* Written exercise *
Copy every line that mentions the word "Bezeichnet".

* Records supplied *
○ ○ ○
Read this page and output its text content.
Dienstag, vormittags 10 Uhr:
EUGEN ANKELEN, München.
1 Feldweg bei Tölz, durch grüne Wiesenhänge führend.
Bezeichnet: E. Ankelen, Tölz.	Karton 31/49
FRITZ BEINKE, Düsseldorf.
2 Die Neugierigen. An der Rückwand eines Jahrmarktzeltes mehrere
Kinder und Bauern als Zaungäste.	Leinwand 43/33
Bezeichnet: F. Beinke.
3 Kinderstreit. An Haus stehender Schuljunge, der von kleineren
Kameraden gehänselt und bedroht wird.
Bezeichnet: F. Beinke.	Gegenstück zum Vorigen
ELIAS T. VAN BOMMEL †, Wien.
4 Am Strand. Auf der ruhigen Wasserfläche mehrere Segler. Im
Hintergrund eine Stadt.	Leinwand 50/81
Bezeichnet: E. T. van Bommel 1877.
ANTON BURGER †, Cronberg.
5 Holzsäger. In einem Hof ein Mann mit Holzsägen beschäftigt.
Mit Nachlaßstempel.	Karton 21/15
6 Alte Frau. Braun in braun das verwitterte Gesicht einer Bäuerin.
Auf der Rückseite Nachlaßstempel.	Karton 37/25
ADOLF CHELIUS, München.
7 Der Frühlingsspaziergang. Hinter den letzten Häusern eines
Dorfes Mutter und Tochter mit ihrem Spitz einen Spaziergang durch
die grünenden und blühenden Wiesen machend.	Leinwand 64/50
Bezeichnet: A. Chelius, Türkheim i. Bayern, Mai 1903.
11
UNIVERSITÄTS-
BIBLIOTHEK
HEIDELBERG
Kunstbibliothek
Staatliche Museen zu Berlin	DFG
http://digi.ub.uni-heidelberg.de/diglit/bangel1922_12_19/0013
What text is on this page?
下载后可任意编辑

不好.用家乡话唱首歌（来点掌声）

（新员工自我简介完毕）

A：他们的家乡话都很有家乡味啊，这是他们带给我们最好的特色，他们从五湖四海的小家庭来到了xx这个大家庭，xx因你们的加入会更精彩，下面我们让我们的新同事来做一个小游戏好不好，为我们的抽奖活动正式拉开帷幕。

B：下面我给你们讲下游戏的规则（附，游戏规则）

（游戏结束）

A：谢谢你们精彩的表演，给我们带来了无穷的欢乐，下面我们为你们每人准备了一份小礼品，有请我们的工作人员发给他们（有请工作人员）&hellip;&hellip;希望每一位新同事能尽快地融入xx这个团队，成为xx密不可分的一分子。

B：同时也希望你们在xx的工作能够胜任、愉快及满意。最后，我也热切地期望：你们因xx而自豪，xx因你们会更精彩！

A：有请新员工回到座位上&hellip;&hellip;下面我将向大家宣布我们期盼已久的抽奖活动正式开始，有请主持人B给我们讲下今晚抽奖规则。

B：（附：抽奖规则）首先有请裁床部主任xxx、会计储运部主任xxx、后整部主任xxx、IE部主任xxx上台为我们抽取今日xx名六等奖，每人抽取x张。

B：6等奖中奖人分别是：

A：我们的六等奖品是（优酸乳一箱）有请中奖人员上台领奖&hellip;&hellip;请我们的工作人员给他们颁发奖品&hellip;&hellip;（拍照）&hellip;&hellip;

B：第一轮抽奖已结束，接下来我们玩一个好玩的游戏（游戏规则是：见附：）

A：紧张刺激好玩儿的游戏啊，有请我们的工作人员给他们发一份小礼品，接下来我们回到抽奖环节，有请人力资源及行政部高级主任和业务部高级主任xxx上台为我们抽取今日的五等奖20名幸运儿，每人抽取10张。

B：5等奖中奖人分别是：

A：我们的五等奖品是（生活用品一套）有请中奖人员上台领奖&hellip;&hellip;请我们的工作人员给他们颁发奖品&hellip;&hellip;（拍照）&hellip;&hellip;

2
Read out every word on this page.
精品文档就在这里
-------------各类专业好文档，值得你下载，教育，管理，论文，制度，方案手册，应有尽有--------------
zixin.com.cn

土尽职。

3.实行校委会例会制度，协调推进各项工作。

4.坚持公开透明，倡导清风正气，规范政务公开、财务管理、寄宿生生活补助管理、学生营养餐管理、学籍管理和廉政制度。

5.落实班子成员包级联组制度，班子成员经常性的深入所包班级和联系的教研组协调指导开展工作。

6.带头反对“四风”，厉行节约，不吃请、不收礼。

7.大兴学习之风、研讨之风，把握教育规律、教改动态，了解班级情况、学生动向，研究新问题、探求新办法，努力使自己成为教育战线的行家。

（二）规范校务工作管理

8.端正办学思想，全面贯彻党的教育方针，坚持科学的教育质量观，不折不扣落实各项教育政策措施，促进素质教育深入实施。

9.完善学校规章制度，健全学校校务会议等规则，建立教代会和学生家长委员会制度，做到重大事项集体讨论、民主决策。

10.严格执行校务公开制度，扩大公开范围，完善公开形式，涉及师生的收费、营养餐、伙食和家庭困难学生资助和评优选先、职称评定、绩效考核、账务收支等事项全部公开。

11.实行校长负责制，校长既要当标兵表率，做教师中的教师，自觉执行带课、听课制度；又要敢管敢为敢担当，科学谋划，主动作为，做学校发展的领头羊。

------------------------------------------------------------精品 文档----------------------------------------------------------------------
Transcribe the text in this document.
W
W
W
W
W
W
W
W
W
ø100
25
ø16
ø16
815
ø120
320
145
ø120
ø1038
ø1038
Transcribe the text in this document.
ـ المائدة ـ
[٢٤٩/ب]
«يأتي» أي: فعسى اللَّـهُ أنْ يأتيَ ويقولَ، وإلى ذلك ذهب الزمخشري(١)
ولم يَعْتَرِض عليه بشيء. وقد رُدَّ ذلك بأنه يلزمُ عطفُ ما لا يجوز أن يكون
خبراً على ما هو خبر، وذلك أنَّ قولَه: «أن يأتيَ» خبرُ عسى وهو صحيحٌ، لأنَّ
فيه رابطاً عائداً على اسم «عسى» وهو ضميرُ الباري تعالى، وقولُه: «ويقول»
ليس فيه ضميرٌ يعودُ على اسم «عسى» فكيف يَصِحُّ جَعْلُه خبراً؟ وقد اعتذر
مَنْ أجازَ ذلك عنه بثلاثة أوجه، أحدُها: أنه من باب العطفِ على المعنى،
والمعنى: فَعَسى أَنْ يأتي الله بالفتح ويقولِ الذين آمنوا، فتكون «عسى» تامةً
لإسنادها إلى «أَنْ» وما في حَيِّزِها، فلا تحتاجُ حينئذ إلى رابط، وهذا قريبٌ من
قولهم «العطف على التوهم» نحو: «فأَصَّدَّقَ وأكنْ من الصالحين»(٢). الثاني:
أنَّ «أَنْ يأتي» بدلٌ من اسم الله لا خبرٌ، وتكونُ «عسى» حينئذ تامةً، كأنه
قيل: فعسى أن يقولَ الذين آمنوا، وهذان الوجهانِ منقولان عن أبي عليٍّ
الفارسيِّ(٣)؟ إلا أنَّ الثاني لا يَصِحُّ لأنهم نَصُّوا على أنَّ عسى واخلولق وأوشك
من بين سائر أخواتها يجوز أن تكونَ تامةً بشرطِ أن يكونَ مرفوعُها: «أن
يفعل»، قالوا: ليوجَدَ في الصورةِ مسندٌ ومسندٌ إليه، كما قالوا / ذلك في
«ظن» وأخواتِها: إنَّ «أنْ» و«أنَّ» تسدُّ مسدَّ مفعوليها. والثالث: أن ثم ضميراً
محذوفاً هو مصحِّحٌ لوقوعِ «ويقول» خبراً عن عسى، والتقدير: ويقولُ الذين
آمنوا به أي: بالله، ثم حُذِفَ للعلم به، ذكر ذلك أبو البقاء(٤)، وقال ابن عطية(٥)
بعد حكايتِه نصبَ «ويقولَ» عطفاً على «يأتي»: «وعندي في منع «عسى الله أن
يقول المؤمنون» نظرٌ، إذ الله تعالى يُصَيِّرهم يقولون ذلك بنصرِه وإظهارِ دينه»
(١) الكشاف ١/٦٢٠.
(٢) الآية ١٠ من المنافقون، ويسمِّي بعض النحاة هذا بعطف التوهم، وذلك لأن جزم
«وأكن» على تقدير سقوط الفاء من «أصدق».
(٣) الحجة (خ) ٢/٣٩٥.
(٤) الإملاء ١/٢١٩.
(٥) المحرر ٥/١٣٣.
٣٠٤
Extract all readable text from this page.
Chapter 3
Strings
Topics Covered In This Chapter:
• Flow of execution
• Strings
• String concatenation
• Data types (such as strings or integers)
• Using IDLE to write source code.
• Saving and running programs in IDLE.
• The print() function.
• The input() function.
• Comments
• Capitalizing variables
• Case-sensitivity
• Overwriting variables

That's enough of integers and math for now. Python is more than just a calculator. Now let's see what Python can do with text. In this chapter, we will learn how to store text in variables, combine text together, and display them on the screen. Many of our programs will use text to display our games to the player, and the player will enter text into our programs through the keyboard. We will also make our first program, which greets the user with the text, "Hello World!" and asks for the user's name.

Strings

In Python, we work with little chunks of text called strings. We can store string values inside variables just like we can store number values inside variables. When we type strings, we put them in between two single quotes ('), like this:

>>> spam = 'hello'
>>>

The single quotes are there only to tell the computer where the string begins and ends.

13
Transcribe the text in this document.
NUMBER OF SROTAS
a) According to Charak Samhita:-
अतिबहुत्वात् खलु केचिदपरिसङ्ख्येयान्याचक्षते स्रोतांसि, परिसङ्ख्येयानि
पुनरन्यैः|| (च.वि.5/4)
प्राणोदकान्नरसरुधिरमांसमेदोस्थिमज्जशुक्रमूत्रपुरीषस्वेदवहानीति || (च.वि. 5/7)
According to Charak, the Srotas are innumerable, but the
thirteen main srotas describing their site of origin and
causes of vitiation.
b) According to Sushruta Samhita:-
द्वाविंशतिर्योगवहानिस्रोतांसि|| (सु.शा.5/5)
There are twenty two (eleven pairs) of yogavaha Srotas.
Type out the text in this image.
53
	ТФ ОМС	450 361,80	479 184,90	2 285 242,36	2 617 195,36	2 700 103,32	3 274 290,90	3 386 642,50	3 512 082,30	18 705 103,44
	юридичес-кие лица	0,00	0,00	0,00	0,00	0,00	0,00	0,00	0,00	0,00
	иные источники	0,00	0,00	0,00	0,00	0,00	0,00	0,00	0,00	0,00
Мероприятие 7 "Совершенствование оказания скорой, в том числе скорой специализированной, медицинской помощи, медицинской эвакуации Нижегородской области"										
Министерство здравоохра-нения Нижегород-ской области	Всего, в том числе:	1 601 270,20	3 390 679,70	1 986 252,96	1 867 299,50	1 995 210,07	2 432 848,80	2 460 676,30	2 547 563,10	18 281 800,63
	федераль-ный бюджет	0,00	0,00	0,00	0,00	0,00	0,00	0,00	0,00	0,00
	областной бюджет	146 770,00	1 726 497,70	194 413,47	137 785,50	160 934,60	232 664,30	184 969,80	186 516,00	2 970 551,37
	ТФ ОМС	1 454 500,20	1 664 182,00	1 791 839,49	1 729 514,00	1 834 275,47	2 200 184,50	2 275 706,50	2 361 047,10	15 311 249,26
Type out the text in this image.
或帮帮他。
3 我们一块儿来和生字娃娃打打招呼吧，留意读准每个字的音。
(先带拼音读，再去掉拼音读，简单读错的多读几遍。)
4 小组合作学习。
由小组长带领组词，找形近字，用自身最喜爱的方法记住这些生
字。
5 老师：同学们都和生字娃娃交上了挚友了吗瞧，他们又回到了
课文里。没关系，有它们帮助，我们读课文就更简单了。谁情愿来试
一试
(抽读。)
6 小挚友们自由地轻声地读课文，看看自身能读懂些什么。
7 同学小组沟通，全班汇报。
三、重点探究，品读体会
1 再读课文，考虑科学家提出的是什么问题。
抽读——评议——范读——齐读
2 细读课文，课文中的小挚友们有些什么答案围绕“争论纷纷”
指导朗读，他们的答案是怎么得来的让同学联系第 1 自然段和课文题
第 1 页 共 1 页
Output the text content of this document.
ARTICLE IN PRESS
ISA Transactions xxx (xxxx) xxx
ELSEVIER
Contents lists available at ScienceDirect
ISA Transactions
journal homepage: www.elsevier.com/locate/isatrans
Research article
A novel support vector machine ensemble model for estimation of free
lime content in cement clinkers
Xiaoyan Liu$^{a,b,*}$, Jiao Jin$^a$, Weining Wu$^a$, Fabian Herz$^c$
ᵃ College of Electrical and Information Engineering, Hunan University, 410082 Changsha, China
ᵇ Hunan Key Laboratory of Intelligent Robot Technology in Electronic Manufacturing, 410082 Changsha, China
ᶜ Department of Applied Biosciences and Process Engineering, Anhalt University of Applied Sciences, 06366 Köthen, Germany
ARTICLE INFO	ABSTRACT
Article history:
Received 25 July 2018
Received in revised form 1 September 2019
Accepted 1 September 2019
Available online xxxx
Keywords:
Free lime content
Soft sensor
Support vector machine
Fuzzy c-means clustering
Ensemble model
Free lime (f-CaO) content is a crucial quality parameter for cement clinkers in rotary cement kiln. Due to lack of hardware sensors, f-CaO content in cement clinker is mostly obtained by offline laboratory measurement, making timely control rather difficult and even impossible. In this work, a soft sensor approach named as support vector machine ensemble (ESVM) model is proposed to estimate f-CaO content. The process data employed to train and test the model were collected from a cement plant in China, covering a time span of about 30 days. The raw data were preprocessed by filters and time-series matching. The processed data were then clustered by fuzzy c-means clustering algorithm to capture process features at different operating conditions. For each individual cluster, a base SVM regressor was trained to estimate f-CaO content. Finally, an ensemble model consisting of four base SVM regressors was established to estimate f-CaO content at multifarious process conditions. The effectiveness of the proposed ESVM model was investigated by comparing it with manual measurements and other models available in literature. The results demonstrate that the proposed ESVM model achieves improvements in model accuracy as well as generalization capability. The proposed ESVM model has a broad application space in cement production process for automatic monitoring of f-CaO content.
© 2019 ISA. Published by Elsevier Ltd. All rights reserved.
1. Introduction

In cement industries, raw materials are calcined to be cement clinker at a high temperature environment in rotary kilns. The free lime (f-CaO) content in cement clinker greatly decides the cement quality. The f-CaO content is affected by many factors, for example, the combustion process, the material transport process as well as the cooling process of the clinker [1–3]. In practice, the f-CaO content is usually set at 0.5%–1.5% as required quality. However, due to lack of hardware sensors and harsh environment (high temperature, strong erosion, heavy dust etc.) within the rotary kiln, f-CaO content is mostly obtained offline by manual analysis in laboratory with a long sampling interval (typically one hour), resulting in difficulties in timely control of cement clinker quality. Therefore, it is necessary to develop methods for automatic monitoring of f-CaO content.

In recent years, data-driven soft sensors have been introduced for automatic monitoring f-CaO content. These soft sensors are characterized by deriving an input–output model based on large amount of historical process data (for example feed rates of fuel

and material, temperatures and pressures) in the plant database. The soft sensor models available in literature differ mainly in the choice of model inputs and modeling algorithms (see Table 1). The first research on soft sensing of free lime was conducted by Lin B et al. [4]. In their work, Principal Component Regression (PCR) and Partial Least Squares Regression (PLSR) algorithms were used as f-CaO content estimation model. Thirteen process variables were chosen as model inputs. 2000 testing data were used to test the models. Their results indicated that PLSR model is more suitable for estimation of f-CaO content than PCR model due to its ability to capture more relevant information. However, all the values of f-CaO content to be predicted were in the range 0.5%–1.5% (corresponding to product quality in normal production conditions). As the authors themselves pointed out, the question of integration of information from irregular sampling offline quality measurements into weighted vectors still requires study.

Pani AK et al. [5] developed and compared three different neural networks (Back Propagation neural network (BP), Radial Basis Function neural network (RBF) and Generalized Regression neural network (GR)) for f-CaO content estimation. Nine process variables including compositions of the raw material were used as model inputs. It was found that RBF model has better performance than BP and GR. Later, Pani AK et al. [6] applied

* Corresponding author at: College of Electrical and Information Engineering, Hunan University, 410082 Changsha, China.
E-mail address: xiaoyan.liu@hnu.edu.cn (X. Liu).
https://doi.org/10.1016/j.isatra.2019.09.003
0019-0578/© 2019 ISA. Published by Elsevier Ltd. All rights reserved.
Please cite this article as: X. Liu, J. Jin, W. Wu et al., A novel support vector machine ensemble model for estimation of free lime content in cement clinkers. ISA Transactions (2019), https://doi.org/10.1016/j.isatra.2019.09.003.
○ ○ ○
* Written answer *
Bezeichnet: E. Ankelen, Tölz.	Karton 31/49
Bezeichnet: F. Beinke.
Bezeichnet: F. Beinke.	Gegenstück zum Vorigen
Bezeichnet: E. T. van Bommel 1877.
Bezeichnet: A. Chelius, Türkheim i. Bayern, Mai 1903.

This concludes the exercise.